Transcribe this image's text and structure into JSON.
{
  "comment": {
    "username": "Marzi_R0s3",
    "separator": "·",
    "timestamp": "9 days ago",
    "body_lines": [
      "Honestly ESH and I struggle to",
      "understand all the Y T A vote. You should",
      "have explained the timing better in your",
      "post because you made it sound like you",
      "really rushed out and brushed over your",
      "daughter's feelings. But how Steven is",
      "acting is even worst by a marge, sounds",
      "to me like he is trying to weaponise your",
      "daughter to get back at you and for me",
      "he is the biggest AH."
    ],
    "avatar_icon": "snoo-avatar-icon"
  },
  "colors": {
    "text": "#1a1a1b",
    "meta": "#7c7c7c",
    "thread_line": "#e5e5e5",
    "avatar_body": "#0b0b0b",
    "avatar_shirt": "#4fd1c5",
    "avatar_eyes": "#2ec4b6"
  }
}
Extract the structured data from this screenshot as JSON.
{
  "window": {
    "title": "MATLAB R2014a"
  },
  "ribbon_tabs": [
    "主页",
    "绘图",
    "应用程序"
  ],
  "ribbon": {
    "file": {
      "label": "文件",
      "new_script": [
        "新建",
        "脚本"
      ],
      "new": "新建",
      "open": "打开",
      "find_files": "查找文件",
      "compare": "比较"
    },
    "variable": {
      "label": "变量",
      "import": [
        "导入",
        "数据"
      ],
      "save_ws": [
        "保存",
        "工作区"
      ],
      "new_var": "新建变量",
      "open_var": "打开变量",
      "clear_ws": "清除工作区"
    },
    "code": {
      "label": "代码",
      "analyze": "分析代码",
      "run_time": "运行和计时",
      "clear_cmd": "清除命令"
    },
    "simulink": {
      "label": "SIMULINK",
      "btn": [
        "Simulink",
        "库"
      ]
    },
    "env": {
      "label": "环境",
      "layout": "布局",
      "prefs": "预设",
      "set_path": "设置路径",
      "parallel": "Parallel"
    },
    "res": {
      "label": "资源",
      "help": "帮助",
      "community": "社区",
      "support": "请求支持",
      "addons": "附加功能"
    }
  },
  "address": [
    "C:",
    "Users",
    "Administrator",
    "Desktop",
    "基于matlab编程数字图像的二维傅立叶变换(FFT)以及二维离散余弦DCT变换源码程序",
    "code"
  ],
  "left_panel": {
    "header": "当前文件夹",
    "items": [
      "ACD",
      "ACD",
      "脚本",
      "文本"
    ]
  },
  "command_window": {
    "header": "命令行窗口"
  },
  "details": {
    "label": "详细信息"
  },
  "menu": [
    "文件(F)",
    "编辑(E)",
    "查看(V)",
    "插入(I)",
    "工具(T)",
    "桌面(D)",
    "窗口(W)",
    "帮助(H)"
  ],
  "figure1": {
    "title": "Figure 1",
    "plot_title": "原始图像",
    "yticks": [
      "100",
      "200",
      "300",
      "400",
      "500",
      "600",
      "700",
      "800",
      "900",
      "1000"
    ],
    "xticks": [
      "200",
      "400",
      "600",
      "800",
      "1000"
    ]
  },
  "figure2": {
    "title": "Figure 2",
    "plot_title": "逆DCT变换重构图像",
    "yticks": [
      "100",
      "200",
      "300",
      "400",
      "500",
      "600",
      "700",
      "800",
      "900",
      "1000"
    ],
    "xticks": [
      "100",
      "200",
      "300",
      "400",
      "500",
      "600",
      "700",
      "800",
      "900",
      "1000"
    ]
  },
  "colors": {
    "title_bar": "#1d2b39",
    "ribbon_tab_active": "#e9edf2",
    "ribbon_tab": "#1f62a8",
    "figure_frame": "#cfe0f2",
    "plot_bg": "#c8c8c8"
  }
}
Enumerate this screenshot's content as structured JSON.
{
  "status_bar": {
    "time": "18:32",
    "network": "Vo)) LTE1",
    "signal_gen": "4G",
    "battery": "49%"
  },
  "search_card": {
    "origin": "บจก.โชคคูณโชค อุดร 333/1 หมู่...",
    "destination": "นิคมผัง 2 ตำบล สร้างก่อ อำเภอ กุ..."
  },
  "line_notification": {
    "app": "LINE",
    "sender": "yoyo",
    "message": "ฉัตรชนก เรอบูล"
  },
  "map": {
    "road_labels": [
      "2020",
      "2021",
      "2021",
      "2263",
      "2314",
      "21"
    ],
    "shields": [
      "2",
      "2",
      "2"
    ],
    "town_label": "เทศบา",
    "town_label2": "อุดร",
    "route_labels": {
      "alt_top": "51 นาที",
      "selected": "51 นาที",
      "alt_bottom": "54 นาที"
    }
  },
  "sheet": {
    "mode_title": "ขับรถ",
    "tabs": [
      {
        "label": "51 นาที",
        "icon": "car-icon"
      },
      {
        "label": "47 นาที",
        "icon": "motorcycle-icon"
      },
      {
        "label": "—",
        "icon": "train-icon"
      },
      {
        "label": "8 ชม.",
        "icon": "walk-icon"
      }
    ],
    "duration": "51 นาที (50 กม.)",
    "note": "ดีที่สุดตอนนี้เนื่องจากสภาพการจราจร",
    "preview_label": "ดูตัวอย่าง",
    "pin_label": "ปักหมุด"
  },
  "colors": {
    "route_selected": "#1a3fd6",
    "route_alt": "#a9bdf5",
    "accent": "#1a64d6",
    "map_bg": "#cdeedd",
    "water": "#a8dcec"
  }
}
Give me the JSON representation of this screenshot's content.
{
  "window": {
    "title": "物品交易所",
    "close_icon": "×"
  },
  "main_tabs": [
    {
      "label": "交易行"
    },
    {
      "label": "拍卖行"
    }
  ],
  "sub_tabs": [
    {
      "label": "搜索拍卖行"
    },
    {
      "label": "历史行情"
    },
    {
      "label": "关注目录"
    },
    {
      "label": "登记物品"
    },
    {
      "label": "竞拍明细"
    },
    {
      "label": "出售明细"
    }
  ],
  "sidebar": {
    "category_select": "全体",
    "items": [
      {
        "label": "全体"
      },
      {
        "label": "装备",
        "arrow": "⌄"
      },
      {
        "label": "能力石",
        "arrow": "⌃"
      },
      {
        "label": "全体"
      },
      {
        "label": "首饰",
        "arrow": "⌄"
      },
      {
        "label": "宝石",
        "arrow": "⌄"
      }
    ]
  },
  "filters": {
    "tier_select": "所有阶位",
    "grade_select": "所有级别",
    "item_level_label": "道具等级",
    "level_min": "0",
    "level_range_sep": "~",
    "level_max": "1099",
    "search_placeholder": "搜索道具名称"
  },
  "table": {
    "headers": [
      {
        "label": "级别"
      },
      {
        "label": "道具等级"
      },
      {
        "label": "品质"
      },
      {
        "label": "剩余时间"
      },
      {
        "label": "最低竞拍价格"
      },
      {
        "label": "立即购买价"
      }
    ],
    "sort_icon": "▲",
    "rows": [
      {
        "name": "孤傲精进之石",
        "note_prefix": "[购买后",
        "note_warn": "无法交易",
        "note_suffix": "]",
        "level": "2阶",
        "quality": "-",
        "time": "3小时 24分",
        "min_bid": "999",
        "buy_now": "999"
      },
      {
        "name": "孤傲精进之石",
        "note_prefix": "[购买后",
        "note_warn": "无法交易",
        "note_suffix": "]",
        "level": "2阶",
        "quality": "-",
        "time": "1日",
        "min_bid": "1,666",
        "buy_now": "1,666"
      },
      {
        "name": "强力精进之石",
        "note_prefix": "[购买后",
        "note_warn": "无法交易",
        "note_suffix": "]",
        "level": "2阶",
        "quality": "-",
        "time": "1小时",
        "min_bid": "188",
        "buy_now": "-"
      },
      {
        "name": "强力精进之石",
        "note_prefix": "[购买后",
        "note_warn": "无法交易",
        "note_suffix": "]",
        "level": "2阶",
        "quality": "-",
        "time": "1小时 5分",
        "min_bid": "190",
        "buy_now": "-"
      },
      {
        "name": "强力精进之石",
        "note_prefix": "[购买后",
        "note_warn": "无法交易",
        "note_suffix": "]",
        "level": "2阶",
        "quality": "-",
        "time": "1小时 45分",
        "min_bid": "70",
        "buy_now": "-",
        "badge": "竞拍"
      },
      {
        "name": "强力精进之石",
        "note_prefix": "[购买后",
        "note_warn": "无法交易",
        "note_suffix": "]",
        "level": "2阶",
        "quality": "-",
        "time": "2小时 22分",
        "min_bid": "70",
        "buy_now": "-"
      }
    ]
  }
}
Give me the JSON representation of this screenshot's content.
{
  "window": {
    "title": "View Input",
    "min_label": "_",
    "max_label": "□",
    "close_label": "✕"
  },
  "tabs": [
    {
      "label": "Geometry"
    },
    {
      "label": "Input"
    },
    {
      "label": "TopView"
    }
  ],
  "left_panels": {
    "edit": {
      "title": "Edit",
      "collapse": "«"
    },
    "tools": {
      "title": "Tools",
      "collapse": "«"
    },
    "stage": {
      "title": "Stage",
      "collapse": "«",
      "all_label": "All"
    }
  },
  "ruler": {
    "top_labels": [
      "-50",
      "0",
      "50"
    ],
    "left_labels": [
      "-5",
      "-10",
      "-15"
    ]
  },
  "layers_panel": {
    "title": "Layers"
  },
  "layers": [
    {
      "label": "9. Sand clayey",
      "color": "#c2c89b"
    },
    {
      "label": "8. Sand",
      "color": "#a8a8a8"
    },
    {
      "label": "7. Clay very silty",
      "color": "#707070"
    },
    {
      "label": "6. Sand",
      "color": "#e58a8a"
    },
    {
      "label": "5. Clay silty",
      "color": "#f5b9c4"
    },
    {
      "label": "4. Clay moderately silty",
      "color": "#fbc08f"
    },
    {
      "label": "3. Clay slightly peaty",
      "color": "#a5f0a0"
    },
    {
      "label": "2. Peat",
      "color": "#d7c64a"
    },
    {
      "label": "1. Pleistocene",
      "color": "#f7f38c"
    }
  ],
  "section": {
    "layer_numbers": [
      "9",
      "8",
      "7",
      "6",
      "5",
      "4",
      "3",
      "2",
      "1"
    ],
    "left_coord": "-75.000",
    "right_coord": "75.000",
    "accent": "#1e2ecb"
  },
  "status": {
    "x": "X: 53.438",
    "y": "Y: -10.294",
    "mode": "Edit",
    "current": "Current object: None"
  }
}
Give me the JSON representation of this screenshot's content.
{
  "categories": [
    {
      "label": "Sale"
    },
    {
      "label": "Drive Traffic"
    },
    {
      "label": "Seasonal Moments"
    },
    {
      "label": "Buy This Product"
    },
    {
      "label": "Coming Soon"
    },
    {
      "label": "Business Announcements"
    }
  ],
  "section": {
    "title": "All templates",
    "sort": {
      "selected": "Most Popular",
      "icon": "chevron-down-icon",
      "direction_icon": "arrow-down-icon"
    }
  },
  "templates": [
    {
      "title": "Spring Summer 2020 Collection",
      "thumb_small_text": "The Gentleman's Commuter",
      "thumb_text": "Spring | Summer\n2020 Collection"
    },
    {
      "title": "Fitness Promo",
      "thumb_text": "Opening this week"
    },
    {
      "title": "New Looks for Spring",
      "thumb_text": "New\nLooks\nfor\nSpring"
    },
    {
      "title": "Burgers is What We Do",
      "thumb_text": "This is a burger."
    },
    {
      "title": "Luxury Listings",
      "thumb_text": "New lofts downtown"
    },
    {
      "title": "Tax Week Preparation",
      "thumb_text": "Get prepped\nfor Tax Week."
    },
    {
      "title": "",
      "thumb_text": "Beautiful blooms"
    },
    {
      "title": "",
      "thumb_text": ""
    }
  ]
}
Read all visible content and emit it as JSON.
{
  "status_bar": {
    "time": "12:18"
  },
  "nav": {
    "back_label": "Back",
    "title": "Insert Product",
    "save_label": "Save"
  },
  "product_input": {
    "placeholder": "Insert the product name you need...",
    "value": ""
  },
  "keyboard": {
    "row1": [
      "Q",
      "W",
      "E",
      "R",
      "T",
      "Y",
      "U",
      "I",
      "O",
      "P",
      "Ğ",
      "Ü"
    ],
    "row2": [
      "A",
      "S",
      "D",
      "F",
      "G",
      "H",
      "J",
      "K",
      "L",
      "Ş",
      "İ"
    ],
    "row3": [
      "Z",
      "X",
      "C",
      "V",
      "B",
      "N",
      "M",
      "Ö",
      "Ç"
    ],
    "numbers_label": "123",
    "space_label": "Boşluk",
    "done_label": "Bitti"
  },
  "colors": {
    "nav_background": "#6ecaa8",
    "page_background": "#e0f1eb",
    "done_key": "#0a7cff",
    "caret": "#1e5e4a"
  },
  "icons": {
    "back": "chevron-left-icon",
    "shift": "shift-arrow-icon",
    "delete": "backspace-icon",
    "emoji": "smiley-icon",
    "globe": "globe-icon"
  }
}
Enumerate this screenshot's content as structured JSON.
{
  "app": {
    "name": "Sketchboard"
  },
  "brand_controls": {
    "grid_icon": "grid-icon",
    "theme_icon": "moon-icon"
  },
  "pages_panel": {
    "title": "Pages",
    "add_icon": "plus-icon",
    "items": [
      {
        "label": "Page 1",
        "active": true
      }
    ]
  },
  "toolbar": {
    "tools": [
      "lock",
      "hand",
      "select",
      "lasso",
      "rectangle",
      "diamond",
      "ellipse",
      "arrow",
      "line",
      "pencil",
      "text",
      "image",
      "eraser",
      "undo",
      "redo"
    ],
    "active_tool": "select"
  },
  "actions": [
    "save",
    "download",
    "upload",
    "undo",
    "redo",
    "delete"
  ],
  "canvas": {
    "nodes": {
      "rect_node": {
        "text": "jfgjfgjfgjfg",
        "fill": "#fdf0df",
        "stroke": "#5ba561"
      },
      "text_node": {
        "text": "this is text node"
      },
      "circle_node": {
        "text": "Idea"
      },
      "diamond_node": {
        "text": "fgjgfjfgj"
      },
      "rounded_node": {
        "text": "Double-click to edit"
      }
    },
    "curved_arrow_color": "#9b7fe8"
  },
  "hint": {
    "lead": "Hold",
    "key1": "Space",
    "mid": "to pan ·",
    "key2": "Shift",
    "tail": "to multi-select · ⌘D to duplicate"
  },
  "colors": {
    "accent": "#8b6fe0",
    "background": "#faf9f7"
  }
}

━━━━━━━━

→ **TASK**: Copy out every line holding the string "your".

→ **WRITTEN RESPONSE**:
      "have explained the timing better in your",
      "really rushed out and brushed over your",
      "to me like he is trying to weaponise your",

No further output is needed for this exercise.